» **Listed entries**
·····

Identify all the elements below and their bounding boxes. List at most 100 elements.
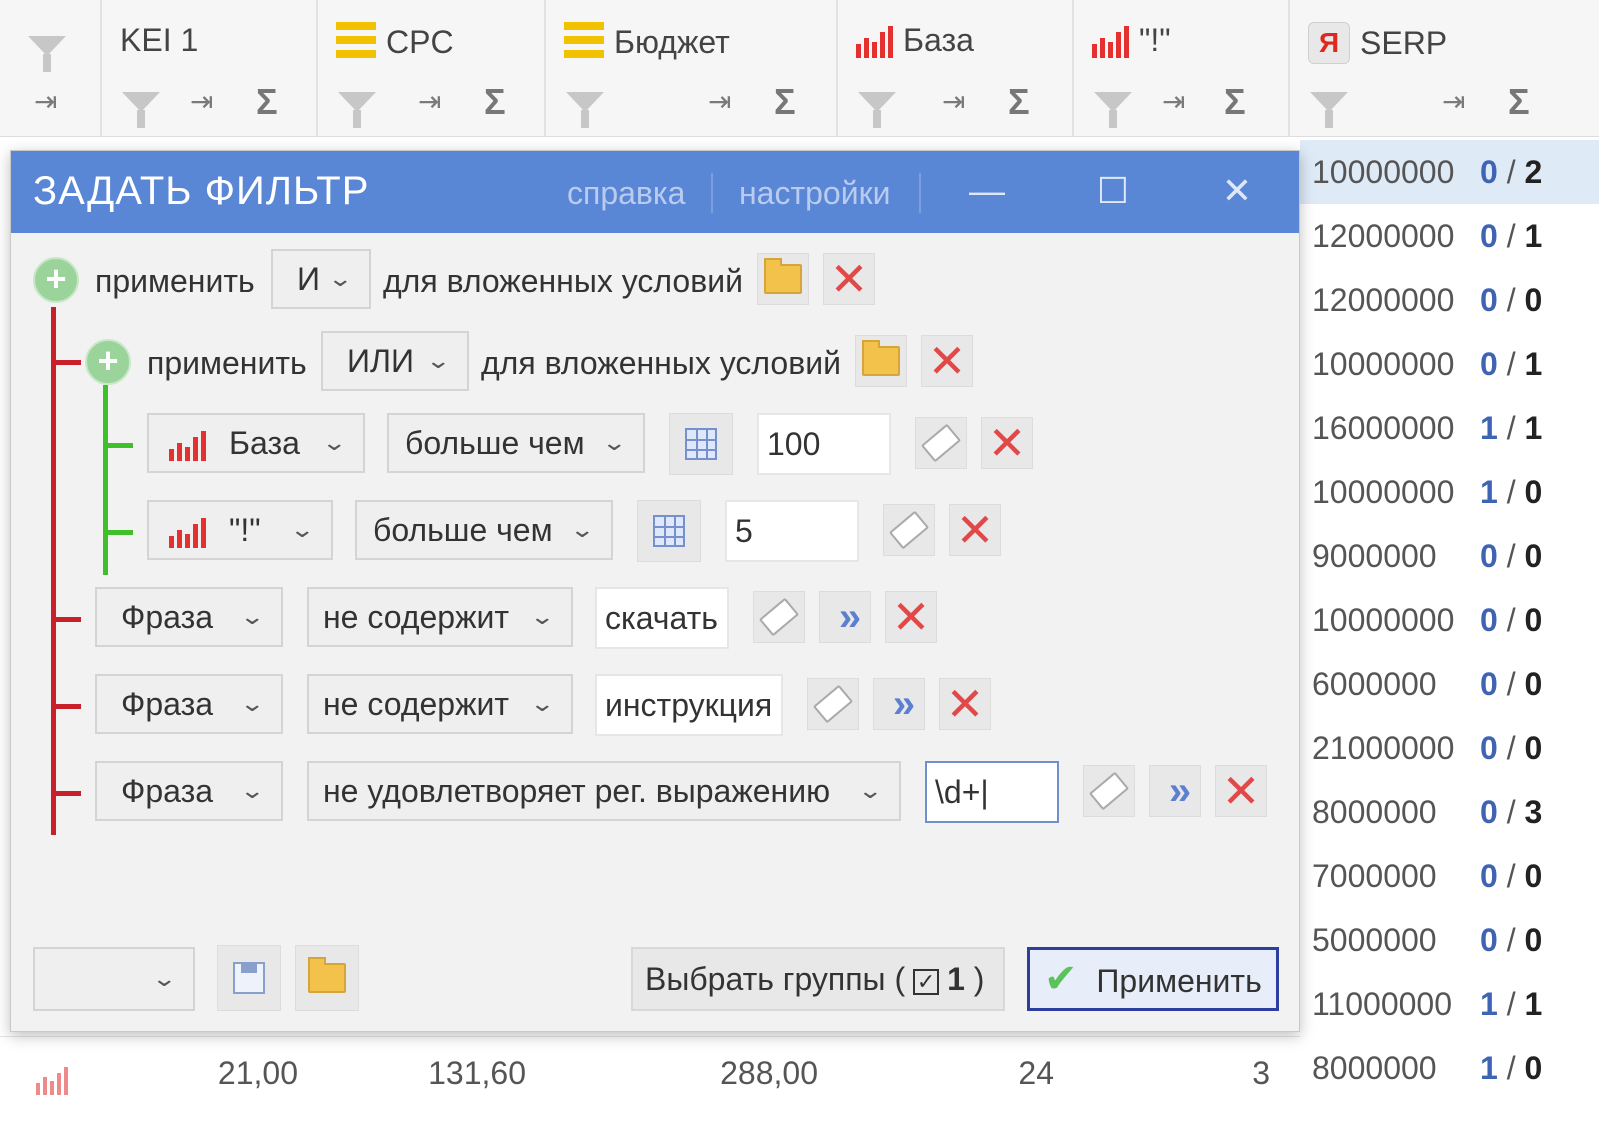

·····

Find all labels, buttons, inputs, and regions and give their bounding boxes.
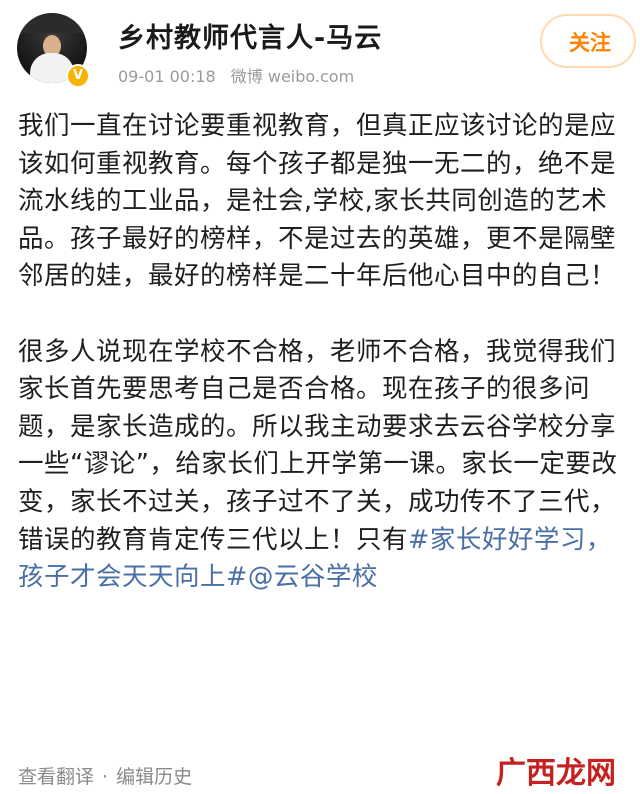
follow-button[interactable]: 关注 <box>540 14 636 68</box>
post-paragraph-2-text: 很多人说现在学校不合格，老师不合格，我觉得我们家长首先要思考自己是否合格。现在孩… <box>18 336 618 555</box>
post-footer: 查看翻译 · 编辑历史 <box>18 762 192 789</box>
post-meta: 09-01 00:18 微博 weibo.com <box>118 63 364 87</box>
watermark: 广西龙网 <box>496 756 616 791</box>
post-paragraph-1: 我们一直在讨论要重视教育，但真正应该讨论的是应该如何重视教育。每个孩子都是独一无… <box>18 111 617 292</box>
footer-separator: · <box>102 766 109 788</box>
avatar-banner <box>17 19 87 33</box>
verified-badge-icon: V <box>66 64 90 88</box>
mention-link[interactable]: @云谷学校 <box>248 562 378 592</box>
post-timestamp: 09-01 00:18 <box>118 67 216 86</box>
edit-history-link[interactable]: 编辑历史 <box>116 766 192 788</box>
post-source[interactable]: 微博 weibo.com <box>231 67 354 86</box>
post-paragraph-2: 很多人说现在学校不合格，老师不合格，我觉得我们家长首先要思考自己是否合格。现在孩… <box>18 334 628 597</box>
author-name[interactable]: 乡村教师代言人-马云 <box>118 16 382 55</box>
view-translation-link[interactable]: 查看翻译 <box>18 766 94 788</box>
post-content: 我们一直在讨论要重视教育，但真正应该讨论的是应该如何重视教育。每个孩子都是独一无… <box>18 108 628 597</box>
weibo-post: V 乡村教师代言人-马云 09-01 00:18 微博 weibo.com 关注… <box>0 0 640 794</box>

·····

» **Instructions to follow**
Reproduce the records from the line containing "Find all labels, buttons, inputs, and" through the line containing "author-name[interactable]: 乡村教师代言人-马云 <box>118", swapping "regions" for "areas" and keeping everything else unchanged. Omit the pictures.

» **Solved exercise**
Find all labels, buttons, inputs, and areas and give their bounding boxes.
follow-button[interactable]: 关注 <box>540 14 636 68</box>
post-paragraph-2-text: 很多人说现在学校不合格，老师不合格，我觉得我们家长首先要思考自己是否合格。现在孩… <box>18 336 618 555</box>
post-footer: 查看翻译 · 编辑历史 <box>18 762 192 789</box>
post-meta: 09-01 00:18 微博 weibo.com <box>118 63 364 87</box>
watermark: 广西龙网 <box>496 756 616 791</box>
post-paragraph-1: 我们一直在讨论要重视教育，但真正应该讨论的是应该如何重视教育。每个孩子都是独一无… <box>18 111 617 292</box>
footer-separator: · <box>102 766 109 788</box>
avatar-banner <box>17 19 87 33</box>
verified-badge-icon: V <box>66 64 90 88</box>
mention-link[interactable]: @云谷学校 <box>248 562 378 592</box>
post-timestamp: 09-01 00:18 <box>118 67 216 86</box>
edit-history-link[interactable]: 编辑历史 <box>116 766 192 788</box>
post-source[interactable]: 微博 weibo.com <box>231 67 354 86</box>
post-paragraph-2: 很多人说现在学校不合格，老师不合格，我觉得我们家长首先要思考自己是否合格。现在孩… <box>18 334 628 597</box>
author-name[interactable]: 乡村教师代言人-马云 <box>118 16 382 55</box>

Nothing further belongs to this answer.